[Listing]
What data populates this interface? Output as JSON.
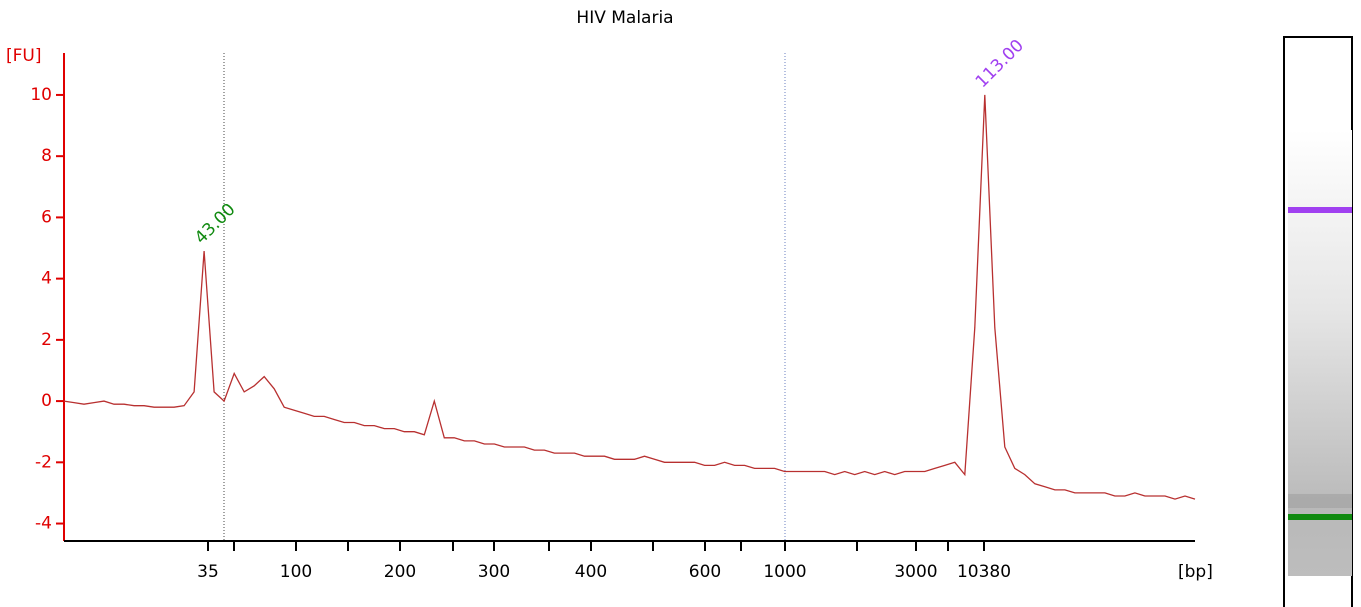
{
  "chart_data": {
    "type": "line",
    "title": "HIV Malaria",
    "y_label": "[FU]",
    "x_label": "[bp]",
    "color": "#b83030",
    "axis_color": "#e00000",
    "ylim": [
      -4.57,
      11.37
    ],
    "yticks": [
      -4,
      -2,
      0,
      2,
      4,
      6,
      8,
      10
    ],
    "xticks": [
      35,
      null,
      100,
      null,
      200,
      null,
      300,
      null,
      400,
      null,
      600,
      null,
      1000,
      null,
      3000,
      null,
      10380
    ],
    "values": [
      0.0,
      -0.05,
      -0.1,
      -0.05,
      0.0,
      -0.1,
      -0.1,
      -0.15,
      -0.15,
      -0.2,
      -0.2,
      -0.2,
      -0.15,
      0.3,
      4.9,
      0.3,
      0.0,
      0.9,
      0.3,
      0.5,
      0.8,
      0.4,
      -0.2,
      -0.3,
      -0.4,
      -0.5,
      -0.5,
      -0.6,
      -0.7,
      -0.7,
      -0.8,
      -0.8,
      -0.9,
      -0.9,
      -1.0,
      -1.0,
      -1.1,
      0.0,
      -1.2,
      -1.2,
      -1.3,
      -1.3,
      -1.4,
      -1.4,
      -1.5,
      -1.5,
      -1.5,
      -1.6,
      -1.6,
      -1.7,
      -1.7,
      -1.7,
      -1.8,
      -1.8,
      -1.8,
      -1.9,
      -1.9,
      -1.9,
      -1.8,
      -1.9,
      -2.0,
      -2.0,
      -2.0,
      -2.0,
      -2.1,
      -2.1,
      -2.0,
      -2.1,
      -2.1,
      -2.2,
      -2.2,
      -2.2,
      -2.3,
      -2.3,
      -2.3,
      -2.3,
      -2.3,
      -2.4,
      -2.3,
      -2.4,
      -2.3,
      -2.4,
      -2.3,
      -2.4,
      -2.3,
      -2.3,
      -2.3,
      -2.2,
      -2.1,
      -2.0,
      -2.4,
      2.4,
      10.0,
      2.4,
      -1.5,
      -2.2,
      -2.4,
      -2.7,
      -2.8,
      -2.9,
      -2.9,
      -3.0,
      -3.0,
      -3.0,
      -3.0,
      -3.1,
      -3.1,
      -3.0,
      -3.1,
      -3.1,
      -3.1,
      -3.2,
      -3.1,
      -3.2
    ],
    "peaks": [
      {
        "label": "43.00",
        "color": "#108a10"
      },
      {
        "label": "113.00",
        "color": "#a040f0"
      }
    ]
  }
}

[Task description]
Exactly reproduce each record, leaving out any pictures.

[Written solution]
What data populates this interface? Output as JSON.
{
  "chart_data": {
    "type": "line",
    "title": "HIV Malaria",
    "y_label": "[FU]",
    "x_label": "[bp]",
    "color": "#b83030",
    "axis_color": "#e00000",
    "ylim": [
      -4.57,
      11.37
    ],
    "yticks": [
      -4,
      -2,
      0,
      2,
      4,
      6,
      8,
      10
    ],
    "xticks": [
      35,
      null,
      100,
      null,
      200,
      null,
      300,
      null,
      400,
      null,
      600,
      null,
      1000,
      null,
      3000,
      null,
      10380
    ],
    "values": [
      0.0,
      -0.05,
      -0.1,
      -0.05,
      0.0,
      -0.1,
      -0.1,
      -0.15,
      -0.15,
      -0.2,
      -0.2,
      -0.2,
      -0.15,
      0.3,
      4.9,
      0.3,
      0.0,
      0.9,
      0.3,
      0.5,
      0.8,
      0.4,
      -0.2,
      -0.3,
      -0.4,
      -0.5,
      -0.5,
      -0.6,
      -0.7,
      -0.7,
      -0.8,
      -0.8,
      -0.9,
      -0.9,
      -1.0,
      -1.0,
      -1.1,
      0.0,
      -1.2,
      -1.2,
      -1.3,
      -1.3,
      -1.4,
      -1.4,
      -1.5,
      -1.5,
      -1.5,
      -1.6,
      -1.6,
      -1.7,
      -1.7,
      -1.7,
      -1.8,
      -1.8,
      -1.8,
      -1.9,
      -1.9,
      -1.9,
      -1.8,
      -1.9,
      -2.0,
      -2.0,
      -2.0,
      -2.0,
      -2.1,
      -2.1,
      -2.0,
      -2.1,
      -2.1,
      -2.2,
      -2.2,
      -2.2,
      -2.3,
      -2.3,
      -2.3,
      -2.3,
      -2.3,
      -2.4,
      -2.3,
      -2.4,
      -2.3,
      -2.4,
      -2.3,
      -2.4,
      -2.3,
      -2.3,
      -2.3,
      -2.2,
      -2.1,
      -2.0,
      -2.4,
      2.4,
      10.0,
      2.4,
      -1.5,
      -2.2,
      -2.4,
      -2.7,
      -2.8,
      -2.9,
      -2.9,
      -3.0,
      -3.0,
      -3.0,
      -3.0,
      -3.1,
      -3.1,
      -3.0,
      -3.1,
      -3.1,
      -3.1,
      -3.2,
      -3.1,
      -3.2
    ],
    "peaks": [
      {
        "label": "43.00",
        "color": "#108a10"
      },
      {
        "label": "113.00",
        "color": "#a040f0"
      }
    ]
  }
}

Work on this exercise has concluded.